---- Working data

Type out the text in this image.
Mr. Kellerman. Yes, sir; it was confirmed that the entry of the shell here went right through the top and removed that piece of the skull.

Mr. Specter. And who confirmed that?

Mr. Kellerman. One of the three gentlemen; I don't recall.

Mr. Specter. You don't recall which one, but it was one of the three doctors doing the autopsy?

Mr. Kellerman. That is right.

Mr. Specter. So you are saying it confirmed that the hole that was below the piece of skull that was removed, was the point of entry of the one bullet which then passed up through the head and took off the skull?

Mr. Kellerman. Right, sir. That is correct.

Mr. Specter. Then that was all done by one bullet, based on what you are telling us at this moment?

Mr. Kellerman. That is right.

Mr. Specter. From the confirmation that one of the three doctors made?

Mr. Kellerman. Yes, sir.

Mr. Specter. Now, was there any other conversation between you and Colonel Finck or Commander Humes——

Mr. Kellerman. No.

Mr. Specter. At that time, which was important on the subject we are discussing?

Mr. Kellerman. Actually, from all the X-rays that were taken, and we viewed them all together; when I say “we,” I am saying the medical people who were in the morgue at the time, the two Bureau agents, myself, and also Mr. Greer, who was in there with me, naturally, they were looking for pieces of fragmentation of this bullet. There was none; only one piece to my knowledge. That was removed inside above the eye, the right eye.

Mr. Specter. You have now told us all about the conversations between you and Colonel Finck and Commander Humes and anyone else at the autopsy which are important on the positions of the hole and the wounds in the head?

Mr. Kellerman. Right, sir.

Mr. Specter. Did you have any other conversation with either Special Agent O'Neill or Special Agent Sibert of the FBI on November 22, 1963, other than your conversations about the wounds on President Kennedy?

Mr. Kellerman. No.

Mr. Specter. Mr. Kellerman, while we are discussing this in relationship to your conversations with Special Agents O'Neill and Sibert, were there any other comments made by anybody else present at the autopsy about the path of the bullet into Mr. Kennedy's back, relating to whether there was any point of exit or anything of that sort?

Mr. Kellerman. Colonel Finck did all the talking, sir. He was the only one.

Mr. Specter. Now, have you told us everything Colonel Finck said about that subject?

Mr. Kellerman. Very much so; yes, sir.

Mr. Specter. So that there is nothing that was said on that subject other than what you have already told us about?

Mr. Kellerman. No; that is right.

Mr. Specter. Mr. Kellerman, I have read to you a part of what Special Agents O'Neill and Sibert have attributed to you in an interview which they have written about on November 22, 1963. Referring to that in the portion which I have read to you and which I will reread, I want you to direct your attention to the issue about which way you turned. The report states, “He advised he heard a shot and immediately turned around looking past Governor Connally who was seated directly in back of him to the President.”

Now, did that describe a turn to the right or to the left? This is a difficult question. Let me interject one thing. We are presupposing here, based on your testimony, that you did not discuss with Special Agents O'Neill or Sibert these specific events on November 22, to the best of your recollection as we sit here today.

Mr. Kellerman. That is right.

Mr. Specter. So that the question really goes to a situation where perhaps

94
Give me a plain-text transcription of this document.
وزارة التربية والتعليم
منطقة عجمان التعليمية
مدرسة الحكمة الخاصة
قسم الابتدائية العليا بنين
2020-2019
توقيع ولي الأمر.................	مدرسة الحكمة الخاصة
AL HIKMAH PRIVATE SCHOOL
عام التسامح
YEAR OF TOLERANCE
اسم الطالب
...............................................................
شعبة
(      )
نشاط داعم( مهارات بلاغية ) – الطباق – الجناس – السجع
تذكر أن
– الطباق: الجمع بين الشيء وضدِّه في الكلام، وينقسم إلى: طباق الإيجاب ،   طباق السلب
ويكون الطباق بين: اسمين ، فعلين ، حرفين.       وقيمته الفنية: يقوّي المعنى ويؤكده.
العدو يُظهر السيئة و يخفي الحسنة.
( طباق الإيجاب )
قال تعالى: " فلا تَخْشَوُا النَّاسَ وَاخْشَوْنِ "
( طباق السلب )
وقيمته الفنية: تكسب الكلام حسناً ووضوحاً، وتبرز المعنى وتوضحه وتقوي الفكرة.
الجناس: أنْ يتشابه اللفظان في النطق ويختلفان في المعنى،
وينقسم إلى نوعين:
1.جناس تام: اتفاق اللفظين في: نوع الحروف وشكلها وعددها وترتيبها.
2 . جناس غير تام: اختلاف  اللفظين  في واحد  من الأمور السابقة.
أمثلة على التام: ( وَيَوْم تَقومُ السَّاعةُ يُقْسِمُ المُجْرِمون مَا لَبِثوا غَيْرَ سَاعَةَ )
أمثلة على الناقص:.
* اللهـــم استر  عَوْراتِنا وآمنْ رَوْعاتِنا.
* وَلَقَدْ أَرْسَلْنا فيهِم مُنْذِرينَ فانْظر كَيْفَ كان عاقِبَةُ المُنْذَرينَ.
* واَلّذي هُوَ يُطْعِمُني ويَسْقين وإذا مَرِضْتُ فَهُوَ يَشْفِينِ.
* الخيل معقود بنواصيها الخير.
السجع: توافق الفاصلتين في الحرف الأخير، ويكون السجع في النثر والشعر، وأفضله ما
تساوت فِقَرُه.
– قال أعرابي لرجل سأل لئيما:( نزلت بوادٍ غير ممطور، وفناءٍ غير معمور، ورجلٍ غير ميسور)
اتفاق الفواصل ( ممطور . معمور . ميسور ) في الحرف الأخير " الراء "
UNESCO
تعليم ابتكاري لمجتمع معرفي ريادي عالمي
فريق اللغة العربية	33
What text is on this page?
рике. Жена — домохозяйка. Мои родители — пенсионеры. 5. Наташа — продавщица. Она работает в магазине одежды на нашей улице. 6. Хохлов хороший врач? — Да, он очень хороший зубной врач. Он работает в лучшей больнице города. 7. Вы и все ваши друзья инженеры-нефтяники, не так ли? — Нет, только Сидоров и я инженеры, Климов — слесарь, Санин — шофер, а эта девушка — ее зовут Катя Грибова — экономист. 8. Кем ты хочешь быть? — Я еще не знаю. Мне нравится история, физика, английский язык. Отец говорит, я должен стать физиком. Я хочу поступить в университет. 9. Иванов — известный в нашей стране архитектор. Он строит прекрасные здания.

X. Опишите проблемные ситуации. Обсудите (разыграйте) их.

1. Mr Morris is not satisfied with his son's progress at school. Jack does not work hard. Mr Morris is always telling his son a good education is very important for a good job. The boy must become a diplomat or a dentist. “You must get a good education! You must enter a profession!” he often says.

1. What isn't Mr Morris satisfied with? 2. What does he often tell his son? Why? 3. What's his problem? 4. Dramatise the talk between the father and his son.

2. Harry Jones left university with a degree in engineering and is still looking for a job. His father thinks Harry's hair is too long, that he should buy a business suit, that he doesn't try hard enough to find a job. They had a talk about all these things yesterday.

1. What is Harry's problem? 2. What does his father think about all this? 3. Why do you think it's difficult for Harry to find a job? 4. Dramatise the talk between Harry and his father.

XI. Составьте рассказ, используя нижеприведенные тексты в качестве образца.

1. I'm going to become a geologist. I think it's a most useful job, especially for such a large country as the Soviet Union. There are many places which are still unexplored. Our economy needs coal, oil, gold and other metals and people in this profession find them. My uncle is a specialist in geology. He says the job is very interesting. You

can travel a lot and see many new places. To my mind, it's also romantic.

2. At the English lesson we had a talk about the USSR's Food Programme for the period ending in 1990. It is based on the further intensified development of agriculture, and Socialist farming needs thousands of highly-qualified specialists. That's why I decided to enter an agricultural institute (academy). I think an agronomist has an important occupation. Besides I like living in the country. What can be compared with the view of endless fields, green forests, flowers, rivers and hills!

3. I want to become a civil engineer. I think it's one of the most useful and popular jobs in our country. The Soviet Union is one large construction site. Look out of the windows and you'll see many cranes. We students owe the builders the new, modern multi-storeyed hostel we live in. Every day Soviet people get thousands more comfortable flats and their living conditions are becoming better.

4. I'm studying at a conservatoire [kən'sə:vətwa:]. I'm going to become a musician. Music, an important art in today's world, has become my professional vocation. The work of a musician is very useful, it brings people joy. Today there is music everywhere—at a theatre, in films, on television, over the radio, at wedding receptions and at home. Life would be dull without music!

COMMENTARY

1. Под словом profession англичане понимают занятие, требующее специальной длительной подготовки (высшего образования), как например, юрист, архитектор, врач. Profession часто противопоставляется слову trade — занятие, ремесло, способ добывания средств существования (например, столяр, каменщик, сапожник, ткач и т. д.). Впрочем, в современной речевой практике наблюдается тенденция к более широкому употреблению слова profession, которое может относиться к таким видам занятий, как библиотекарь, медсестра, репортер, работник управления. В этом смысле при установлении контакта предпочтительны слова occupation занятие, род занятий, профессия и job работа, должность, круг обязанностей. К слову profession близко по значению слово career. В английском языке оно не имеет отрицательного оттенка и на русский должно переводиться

--------

Task: In the records above, find each line with the word "Humes" and copy it.

Task output:
Mr. Specter. Now, was there any other conversation between you and Colonel Finck or Commander Humes——
Mr. Specter. You have now told us all about the conversations between you and Colonel Finck and Commander Humes and anyone else at the autopsy which are important on the positions of the hole and the wounds in the head?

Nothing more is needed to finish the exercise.